▸ EXCERPTED DATA:
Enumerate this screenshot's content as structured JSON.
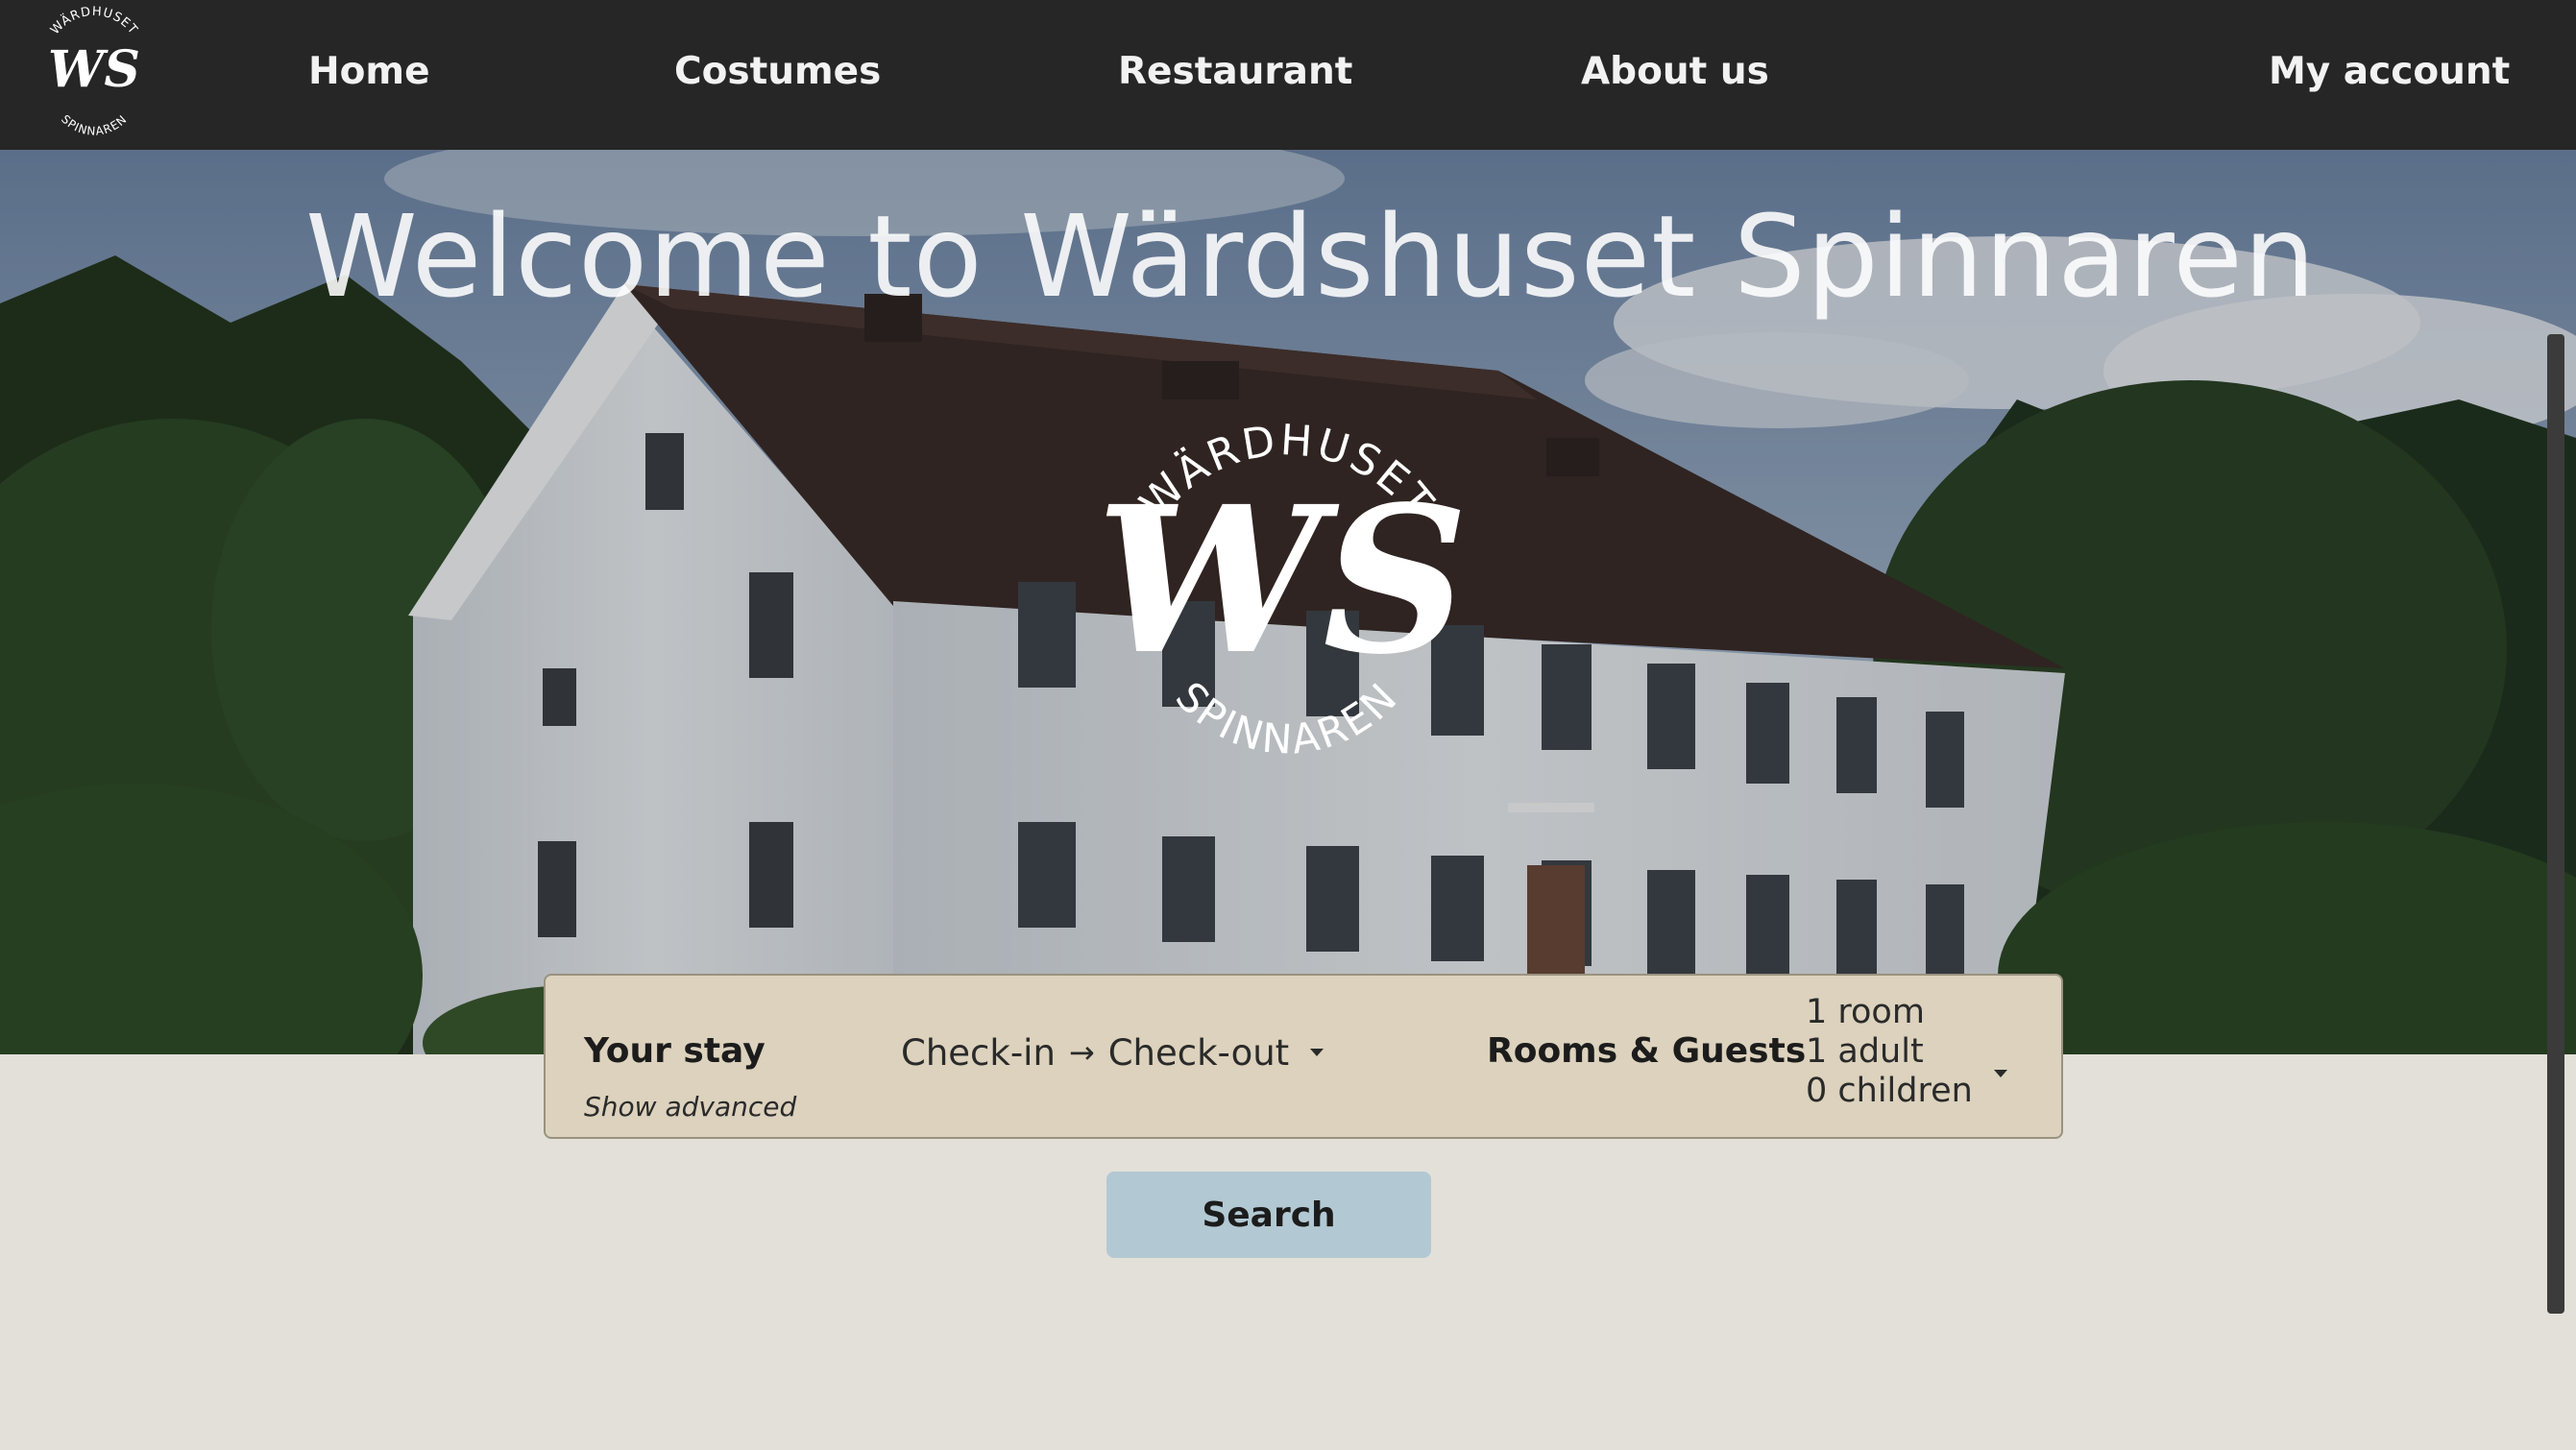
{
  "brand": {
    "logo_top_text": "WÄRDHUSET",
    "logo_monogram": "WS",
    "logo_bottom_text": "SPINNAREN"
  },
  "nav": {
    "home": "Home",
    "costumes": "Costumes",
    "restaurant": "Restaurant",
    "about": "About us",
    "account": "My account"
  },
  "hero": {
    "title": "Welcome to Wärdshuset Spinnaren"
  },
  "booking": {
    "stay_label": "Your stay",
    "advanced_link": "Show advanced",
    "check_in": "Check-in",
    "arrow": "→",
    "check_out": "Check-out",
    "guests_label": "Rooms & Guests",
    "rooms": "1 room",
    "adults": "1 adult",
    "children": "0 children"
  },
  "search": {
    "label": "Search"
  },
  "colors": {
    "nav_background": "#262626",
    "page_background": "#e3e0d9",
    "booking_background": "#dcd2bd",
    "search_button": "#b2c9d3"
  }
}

▸ PROBLEM STATEMENT:
Retype the whole listing exactly and leave the pictures out.

▸ SOLUTION TO THIS PROBLEM:
Enumerate this screenshot's content as structured JSON.
{
  "brand": {
    "logo_top_text": "WÄRDHUSET",
    "logo_monogram": "WS",
    "logo_bottom_text": "SPINNAREN"
  },
  "nav": {
    "home": "Home",
    "costumes": "Costumes",
    "restaurant": "Restaurant",
    "about": "About us",
    "account": "My account"
  },
  "hero": {
    "title": "Welcome to Wärdshuset Spinnaren"
  },
  "booking": {
    "stay_label": "Your stay",
    "advanced_link": "Show advanced",
    "check_in": "Check-in",
    "arrow": "→",
    "check_out": "Check-out",
    "guests_label": "Rooms & Guests",
    "rooms": "1 room",
    "adults": "1 adult",
    "children": "0 children"
  },
  "search": {
    "label": "Search"
  },
  "colors": {
    "nav_background": "#262626",
    "page_background": "#e3e0d9",
    "booking_background": "#dcd2bd",
    "search_button": "#b2c9d3"
  }
}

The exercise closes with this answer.